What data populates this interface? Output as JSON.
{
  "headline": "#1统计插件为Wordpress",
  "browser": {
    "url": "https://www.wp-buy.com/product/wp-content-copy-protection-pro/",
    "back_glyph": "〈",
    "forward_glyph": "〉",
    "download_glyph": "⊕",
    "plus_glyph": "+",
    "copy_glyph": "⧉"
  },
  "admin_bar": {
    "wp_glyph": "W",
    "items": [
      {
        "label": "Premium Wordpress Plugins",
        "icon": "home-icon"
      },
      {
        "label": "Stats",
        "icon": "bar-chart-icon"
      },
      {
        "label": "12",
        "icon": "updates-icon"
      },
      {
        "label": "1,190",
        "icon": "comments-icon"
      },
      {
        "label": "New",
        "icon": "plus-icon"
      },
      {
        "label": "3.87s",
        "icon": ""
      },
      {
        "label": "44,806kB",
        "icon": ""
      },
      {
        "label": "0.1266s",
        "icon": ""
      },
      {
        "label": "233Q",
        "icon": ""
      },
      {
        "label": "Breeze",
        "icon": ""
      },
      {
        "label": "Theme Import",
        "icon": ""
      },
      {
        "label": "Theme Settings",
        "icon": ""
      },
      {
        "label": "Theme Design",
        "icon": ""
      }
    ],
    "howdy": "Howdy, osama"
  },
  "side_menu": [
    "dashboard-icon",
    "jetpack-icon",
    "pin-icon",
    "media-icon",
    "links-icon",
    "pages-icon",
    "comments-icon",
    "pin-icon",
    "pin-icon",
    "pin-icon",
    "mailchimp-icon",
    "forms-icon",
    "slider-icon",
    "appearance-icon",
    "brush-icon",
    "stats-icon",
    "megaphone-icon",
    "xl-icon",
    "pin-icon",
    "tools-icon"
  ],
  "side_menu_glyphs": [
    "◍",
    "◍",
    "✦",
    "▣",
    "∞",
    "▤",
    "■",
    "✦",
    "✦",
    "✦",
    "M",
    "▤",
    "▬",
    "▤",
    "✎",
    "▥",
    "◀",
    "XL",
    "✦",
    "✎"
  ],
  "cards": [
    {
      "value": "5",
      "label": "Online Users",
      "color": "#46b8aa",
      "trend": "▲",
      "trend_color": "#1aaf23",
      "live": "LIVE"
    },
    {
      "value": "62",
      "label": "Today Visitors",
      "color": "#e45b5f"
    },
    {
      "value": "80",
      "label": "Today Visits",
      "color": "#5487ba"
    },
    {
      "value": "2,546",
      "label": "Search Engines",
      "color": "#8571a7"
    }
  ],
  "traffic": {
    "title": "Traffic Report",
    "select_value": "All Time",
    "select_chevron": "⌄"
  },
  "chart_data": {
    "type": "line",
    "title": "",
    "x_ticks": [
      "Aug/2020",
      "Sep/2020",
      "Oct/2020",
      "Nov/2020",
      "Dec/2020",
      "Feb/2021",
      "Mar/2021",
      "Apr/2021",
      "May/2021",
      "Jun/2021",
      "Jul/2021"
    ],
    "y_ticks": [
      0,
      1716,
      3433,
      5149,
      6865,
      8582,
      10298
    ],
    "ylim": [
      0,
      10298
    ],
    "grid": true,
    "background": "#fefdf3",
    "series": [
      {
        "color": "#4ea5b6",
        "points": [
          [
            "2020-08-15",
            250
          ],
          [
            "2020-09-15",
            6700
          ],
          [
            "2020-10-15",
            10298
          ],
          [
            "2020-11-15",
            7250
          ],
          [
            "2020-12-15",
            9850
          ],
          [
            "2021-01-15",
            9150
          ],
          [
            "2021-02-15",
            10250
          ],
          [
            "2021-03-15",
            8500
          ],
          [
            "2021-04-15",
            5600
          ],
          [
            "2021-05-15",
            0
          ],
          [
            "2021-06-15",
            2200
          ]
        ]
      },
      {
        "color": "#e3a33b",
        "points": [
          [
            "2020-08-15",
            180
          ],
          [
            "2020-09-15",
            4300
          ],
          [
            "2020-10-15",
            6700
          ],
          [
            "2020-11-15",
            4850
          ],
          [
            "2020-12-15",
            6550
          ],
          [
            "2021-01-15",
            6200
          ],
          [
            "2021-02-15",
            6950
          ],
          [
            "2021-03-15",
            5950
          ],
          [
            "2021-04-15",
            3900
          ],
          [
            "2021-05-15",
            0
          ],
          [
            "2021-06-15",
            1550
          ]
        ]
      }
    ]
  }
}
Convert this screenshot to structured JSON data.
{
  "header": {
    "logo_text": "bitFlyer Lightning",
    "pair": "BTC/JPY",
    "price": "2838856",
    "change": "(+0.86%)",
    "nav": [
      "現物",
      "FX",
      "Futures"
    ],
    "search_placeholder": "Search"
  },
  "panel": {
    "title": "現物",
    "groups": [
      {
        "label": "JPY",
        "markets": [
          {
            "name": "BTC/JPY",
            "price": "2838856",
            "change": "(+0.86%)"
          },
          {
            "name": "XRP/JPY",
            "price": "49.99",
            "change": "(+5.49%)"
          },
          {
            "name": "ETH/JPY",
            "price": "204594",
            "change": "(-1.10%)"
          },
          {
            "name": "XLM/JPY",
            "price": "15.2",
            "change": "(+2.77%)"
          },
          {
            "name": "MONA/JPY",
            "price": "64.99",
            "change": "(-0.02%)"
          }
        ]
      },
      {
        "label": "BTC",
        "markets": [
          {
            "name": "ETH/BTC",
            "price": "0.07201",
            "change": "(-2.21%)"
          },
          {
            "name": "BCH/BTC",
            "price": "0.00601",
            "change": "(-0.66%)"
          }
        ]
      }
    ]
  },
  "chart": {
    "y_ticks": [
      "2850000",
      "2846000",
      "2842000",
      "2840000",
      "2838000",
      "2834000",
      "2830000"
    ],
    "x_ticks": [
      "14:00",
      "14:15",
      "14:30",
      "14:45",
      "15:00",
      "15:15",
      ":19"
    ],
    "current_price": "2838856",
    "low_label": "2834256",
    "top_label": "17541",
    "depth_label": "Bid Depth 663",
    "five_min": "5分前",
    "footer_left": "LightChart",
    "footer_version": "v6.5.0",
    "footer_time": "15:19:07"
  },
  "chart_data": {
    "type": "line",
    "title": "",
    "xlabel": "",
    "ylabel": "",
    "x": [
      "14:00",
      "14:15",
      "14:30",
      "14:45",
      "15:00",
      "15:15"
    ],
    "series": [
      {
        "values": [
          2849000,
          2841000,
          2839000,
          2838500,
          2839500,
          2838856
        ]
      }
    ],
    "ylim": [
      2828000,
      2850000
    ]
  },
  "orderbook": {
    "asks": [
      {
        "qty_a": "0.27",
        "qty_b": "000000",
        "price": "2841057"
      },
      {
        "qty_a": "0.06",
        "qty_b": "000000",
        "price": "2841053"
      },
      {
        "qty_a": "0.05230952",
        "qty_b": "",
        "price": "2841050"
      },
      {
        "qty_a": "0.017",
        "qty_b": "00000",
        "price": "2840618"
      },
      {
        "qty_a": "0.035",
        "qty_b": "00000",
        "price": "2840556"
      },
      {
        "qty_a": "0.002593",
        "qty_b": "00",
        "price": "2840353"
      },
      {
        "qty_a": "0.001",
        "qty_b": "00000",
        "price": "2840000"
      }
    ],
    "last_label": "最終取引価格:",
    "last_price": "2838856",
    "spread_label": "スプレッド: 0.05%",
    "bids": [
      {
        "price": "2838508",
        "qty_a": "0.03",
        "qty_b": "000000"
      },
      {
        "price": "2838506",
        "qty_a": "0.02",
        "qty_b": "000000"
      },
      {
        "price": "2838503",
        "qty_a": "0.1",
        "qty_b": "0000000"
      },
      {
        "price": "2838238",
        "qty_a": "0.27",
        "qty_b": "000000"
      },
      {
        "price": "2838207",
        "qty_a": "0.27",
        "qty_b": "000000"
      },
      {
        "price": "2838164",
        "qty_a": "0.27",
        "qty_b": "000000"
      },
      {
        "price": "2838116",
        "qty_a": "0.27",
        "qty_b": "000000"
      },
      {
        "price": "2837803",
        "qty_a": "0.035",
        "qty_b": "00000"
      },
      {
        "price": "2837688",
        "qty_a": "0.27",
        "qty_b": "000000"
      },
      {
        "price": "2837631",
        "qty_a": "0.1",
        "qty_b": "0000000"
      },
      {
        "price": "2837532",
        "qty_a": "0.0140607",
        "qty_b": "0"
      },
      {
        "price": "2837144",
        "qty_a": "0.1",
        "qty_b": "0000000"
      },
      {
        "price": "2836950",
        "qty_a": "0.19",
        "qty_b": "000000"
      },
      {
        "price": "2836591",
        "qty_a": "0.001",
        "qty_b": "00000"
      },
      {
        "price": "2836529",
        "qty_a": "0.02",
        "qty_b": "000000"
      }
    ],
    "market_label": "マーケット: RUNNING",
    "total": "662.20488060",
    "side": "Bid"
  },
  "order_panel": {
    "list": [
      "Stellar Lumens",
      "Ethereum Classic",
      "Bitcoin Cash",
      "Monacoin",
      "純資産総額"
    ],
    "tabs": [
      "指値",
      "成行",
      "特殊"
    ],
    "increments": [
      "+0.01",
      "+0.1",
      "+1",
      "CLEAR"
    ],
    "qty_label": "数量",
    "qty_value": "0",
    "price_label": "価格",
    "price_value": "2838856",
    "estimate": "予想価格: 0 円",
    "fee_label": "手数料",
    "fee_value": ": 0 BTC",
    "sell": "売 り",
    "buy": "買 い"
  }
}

* _Written problem_
Locate the word "Search" in the records and collect each line it appears in.

* _Solved exercise_
      "label": "Search Engines",
    "search_placeholder": "Search"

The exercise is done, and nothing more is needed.